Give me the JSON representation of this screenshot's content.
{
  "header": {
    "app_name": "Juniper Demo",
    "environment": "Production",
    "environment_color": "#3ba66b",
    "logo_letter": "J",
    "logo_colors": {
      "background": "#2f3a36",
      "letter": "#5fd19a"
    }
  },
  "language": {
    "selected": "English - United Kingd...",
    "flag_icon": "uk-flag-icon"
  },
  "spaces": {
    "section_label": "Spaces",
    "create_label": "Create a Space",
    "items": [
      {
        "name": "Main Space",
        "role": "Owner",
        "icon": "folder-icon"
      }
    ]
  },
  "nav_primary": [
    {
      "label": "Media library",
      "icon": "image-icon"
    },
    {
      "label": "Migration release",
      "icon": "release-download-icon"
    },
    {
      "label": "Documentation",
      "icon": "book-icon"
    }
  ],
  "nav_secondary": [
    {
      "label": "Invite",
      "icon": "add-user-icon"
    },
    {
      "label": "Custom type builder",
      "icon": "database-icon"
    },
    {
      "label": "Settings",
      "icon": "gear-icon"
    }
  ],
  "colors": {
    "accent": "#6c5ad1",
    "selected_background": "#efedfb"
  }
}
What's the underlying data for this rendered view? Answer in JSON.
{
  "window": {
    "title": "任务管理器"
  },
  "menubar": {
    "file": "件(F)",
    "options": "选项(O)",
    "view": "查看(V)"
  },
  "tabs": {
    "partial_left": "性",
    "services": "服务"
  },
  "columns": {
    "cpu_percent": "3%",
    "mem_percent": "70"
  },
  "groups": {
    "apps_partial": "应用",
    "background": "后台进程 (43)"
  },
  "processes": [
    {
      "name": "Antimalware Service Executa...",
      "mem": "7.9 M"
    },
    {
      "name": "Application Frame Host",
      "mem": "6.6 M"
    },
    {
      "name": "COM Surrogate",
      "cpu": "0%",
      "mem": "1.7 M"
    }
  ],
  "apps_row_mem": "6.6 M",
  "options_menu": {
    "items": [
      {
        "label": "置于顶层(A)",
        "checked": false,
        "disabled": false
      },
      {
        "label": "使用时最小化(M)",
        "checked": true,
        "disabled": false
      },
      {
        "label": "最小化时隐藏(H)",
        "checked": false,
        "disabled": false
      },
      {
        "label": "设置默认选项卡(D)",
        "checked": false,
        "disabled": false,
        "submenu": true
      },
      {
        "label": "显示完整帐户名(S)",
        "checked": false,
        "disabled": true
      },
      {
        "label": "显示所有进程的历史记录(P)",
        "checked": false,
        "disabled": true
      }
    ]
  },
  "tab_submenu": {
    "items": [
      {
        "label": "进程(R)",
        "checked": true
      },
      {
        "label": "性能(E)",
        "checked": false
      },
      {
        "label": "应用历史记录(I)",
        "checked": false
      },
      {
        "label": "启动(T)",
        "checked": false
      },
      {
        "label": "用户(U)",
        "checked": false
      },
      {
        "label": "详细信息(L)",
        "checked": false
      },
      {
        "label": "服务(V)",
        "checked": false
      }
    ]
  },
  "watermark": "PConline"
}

PROBLEM DESCRIPTION — Which lines include "view"? Copy each of them out.

RESPONSE TO THIS TASK —
What's the underlying data for this rendered view? Answer in JSON.
    "view": "查看(V)"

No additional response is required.